***** Records supplied
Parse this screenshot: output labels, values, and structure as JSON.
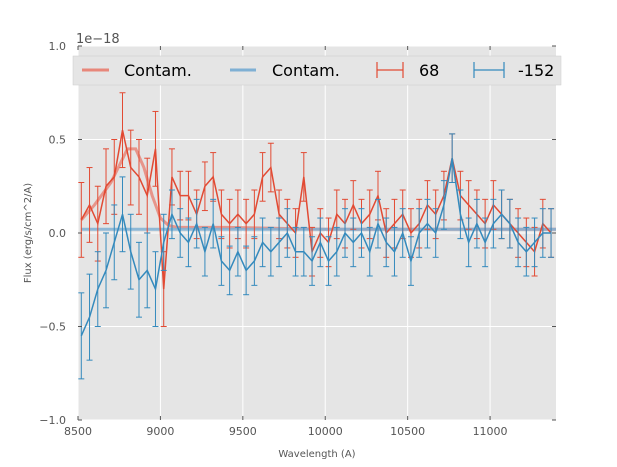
{
  "chart_data": {
    "type": "line",
    "title": "",
    "xlabel": "Wavelength (A)",
    "ylabel": "Flux (erg/s/cm^2/A)",
    "offset_label": "1e−18",
    "xlim": [
      8500,
      11400
    ],
    "ylim": [
      -1.0,
      1.0
    ],
    "xticks": [
      8500,
      9000,
      9500,
      10000,
      10500,
      11000
    ],
    "xtick_labels": [
      "8500",
      "9000",
      "9500",
      "10000",
      "10500",
      "11000"
    ],
    "yticks": [
      -1.0,
      -0.5,
      0.0,
      0.5,
      1.0
    ],
    "ytick_labels": [
      "−1.0",
      "−0.5",
      "0.0",
      "0.5",
      "1.0"
    ],
    "grid": true,
    "legend_placement": "top",
    "legend": [
      "Contam.",
      "Contam.",
      "68",
      "-152"
    ],
    "x": [
      8520,
      8570,
      8620,
      8670,
      8720,
      8770,
      8820,
      8870,
      8920,
      8970,
      9020,
      9070,
      9120,
      9170,
      9220,
      9270,
      9320,
      9370,
      9420,
      9470,
      9520,
      9570,
      9620,
      9670,
      9720,
      9770,
      9820,
      9870,
      9920,
      9970,
      10020,
      10070,
      10120,
      10170,
      10220,
      10270,
      10320,
      10370,
      10420,
      10470,
      10520,
      10570,
      10620,
      10670,
      10720,
      10770,
      10820,
      10870,
      10920,
      10970,
      11020,
      11070,
      11120,
      11170,
      11220,
      11270,
      11320,
      11370
    ],
    "series": [
      {
        "name": "68",
        "color": "#e24a33",
        "values": [
          0.07,
          0.15,
          0.05,
          0.25,
          0.3,
          0.55,
          0.35,
          0.3,
          0.2,
          0.45,
          -0.3,
          0.3,
          0.2,
          0.2,
          0.1,
          0.25,
          0.3,
          0.1,
          0.05,
          0.1,
          0.05,
          0.1,
          0.3,
          0.35,
          0.1,
          0.05,
          0.0,
          0.3,
          -0.1,
          0.0,
          -0.05,
          0.1,
          0.05,
          0.15,
          0.05,
          0.1,
          0.2,
          0.0,
          0.05,
          0.1,
          0.0,
          0.05,
          0.15,
          0.1,
          0.2,
          0.4,
          0.2,
          0.15,
          0.1,
          0.05,
          0.15,
          0.1,
          0.05,
          0.0,
          -0.05,
          -0.1,
          0.05,
          0.0
        ],
        "errors": [
          0.2,
          0.2,
          0.2,
          0.2,
          0.2,
          0.2,
          0.2,
          0.2,
          0.2,
          0.2,
          0.2,
          0.15,
          0.13,
          0.13,
          0.13,
          0.13,
          0.13,
          0.13,
          0.13,
          0.13,
          0.13,
          0.13,
          0.13,
          0.13,
          0.13,
          0.13,
          0.13,
          0.13,
          0.13,
          0.13,
          0.13,
          0.13,
          0.13,
          0.13,
          0.13,
          0.13,
          0.13,
          0.13,
          0.13,
          0.13,
          0.13,
          0.13,
          0.13,
          0.13,
          0.13,
          0.13,
          0.13,
          0.13,
          0.13,
          0.13,
          0.13,
          0.13,
          0.13,
          0.13,
          0.13,
          0.13,
          0.13,
          0.13
        ]
      },
      {
        "name": "-152",
        "color": "#348abd",
        "values": [
          -0.55,
          -0.45,
          -0.3,
          -0.2,
          -0.05,
          0.1,
          -0.1,
          -0.25,
          -0.2,
          -0.3,
          -0.05,
          0.1,
          0.0,
          -0.05,
          0.05,
          -0.1,
          0.05,
          -0.15,
          -0.2,
          -0.1,
          -0.2,
          -0.15,
          -0.05,
          -0.1,
          -0.05,
          0.0,
          -0.1,
          -0.1,
          -0.15,
          -0.05,
          -0.15,
          -0.1,
          0.0,
          -0.05,
          0.0,
          -0.1,
          0.05,
          -0.05,
          -0.1,
          0.0,
          -0.15,
          0.0,
          0.05,
          0.0,
          0.15,
          0.4,
          0.1,
          -0.05,
          0.05,
          -0.05,
          0.05,
          0.1,
          0.05,
          -0.05,
          -0.1,
          -0.05,
          0.0,
          0.0
        ],
        "errors": [
          0.23,
          0.23,
          0.2,
          0.2,
          0.2,
          0.2,
          0.2,
          0.2,
          0.2,
          0.2,
          0.15,
          0.13,
          0.13,
          0.13,
          0.13,
          0.13,
          0.13,
          0.13,
          0.13,
          0.13,
          0.13,
          0.13,
          0.13,
          0.13,
          0.13,
          0.13,
          0.13,
          0.13,
          0.13,
          0.13,
          0.13,
          0.13,
          0.13,
          0.13,
          0.13,
          0.13,
          0.13,
          0.13,
          0.13,
          0.13,
          0.13,
          0.13,
          0.13,
          0.13,
          0.13,
          0.13,
          0.13,
          0.13,
          0.13,
          0.13,
          0.13,
          0.13,
          0.13,
          0.13,
          0.13,
          0.13,
          0.13,
          0.13
        ]
      }
    ],
    "contam": [
      {
        "name": "Contam.",
        "color": "#e8877a",
        "x": [
          8520,
          8600,
          8700,
          8800,
          8850,
          8900,
          8950,
          9000,
          9050,
          9100,
          9400,
          10000,
          11000,
          11400
        ],
        "values": [
          0.07,
          0.15,
          0.27,
          0.45,
          0.45,
          0.35,
          0.2,
          0.08,
          0.04,
          0.03,
          0.03,
          0.02,
          0.02,
          0.02
        ]
      },
      {
        "name": "Contam.",
        "color": "#7fb0d4",
        "x": [
          8520,
          11400
        ],
        "values": [
          0.02,
          0.02
        ]
      }
    ]
  }
}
**********
From the listing above, copy every line that holds the string "name".

        "name": "68",
        "name": "-152",
        "name": "Contam.",
        "name": "Contam.",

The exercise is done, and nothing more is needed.